Instructions for the task -> Your task is to transcribe all the entries exactly, excluding pictures.
--- Start Data entries ---
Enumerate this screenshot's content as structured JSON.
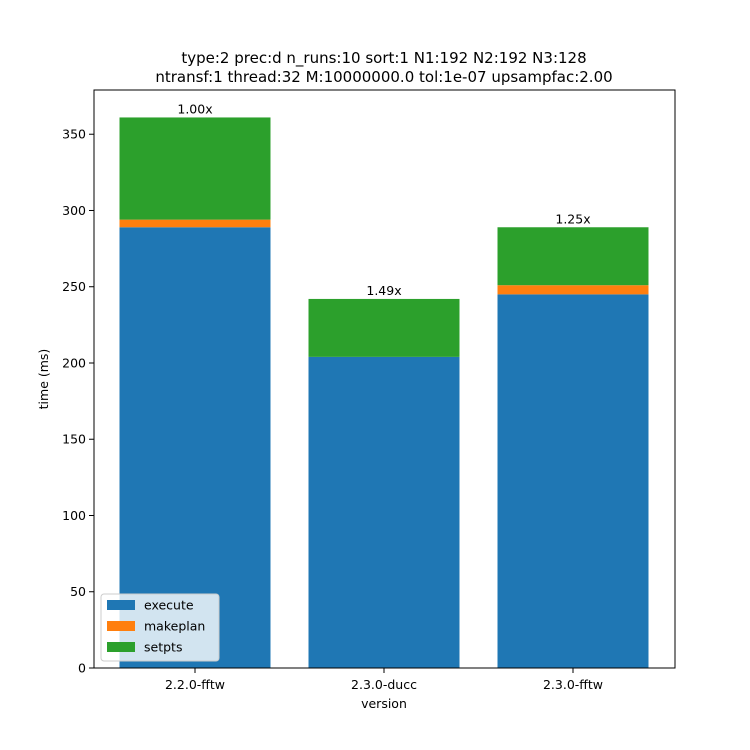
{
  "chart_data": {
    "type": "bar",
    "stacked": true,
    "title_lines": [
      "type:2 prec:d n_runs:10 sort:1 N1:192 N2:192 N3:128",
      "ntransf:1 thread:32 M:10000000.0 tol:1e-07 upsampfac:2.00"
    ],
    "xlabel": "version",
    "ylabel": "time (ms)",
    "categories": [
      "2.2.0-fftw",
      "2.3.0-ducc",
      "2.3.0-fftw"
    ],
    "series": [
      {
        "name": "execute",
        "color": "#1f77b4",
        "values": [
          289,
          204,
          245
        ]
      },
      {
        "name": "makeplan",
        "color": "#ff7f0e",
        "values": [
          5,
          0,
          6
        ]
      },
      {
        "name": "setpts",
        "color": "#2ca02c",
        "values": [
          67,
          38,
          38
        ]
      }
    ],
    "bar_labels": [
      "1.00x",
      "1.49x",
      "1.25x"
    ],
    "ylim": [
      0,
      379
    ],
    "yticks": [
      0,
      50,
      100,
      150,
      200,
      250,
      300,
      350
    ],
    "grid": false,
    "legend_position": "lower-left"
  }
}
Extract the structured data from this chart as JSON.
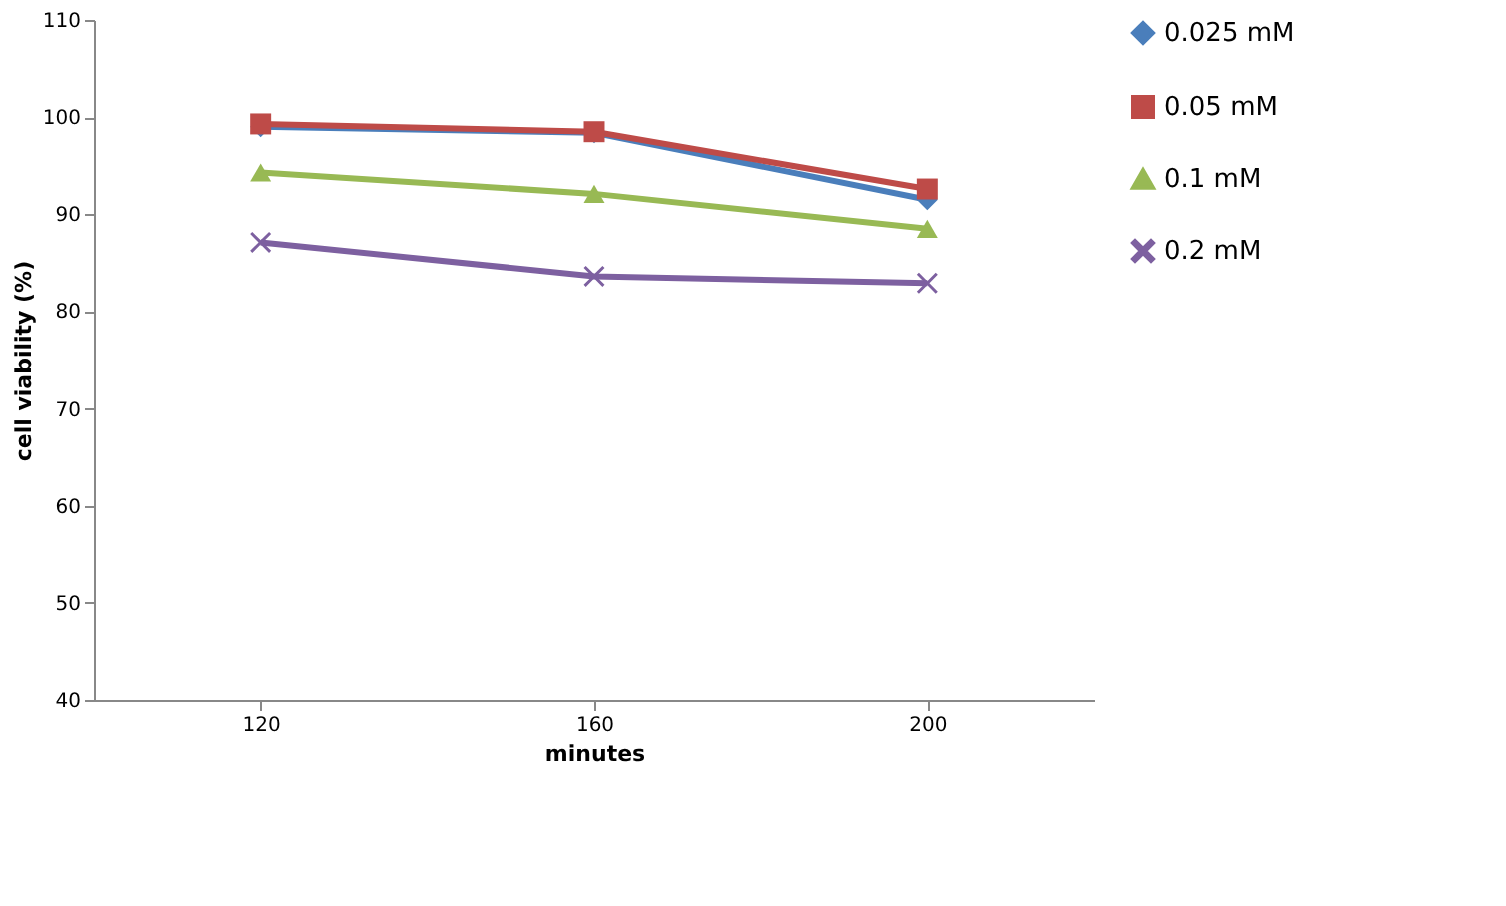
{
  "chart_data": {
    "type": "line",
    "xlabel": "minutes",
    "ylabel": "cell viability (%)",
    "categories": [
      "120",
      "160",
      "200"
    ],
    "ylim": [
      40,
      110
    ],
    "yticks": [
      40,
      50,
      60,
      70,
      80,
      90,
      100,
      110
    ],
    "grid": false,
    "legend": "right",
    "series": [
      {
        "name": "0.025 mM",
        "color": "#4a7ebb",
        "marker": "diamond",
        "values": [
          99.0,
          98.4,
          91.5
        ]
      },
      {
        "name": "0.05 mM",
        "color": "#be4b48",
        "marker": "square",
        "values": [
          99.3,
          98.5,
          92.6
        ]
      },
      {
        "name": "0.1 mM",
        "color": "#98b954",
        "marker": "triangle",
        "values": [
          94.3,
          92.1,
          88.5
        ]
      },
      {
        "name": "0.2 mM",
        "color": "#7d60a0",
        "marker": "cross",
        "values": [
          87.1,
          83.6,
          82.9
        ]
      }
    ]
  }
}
--- End Data entries ---
Answer for this exercise ->
Enumerate this screenshot's content as structured JSON.
{
  "chart_data": {
    "type": "bar",
    "stacked": true,
    "title_lines": [
      "type:2 prec:d n_runs:10 sort:1 N1:192 N2:192 N3:128",
      "ntransf:1 thread:32 M:10000000.0 tol:1e-07 upsampfac:2.00"
    ],
    "xlabel": "version",
    "ylabel": "time (ms)",
    "categories": [
      "2.2.0-fftw",
      "2.3.0-ducc",
      "2.3.0-fftw"
    ],
    "series": [
      {
        "name": "execute",
        "color": "#1f77b4",
        "values": [
          289,
          204,
          245
        ]
      },
      {
        "name": "makeplan",
        "color": "#ff7f0e",
        "values": [
          5,
          0,
          6
        ]
      },
      {
        "name": "setpts",
        "color": "#2ca02c",
        "values": [
          67,
          38,
          38
        ]
      }
    ],
    "bar_labels": [
      "1.00x",
      "1.49x",
      "1.25x"
    ],
    "ylim": [
      0,
      379
    ],
    "yticks": [
      0,
      50,
      100,
      150,
      200,
      250,
      300,
      350
    ],
    "grid": false,
    "legend_position": "lower-left"
  }
}
Extract the structured data from this chart as JSON.
{
  "chart_data": {
    "type": "line",
    "xlabel": "minutes",
    "ylabel": "cell viability (%)",
    "categories": [
      "120",
      "160",
      "200"
    ],
    "ylim": [
      40,
      110
    ],
    "yticks": [
      40,
      50,
      60,
      70,
      80,
      90,
      100,
      110
    ],
    "grid": false,
    "legend": "right",
    "series": [
      {
        "name": "0.025 mM",
        "color": "#4a7ebb",
        "marker": "diamond",
        "values": [
          99.0,
          98.4,
          91.5
        ]
      },
      {
        "name": "0.05 mM",
        "color": "#be4b48",
        "marker": "square",
        "values": [
          99.3,
          98.5,
          92.6
        ]
      },
      {
        "name": "0.1 mM",
        "color": "#98b954",
        "marker": "triangle",
        "values": [
          94.3,
          92.1,
          88.5
        ]
      },
      {
        "name": "0.2 mM",
        "color": "#7d60a0",
        "marker": "cross",
        "values": [
          87.1,
          83.6,
          82.9
        ]
      }
    ]
  }
}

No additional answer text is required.